* Short problem *
Pick out the lines below with "color" and list them.

------------------------------

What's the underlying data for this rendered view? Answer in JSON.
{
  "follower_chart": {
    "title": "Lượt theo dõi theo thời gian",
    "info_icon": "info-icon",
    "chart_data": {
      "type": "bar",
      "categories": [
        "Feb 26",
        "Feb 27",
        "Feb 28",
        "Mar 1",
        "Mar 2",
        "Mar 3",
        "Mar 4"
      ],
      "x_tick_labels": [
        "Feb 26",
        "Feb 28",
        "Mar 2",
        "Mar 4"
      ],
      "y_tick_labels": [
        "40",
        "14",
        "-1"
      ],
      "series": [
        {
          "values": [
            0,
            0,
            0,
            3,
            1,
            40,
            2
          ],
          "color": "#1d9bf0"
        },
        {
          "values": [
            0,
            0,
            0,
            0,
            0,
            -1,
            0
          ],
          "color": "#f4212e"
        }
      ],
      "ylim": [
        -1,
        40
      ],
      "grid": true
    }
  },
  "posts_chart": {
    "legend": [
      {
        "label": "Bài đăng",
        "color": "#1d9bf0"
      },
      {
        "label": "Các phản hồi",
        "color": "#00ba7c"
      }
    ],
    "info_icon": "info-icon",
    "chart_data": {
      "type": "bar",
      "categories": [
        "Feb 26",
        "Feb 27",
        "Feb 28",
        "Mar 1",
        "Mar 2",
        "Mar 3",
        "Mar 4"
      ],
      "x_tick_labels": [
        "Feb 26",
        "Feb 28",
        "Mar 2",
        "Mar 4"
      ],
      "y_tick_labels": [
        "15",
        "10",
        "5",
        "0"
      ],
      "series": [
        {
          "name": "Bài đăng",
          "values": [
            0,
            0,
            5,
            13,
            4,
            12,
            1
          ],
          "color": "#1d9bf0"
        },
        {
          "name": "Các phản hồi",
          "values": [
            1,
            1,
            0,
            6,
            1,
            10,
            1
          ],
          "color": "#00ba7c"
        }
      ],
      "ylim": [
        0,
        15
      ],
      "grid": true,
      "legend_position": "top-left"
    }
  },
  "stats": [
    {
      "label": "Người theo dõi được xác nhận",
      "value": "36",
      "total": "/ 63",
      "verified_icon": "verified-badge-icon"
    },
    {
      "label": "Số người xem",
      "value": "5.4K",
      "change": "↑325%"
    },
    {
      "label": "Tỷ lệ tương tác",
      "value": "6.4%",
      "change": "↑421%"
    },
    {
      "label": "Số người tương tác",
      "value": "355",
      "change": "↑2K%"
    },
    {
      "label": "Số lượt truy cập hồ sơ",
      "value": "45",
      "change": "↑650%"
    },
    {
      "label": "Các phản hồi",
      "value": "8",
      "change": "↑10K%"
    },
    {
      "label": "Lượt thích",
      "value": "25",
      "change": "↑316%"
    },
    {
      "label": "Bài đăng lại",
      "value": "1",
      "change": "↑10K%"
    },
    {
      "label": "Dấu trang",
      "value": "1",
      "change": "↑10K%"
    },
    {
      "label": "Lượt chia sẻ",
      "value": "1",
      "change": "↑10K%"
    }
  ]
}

------------------------------

* Response to the exercise *
          "color": "#1d9bf0"
          "color": "#f4212e"
        "color": "#1d9bf0"
        "color": "#00ba7c"
          "color": "#1d9bf0"
          "color": "#00ba7c"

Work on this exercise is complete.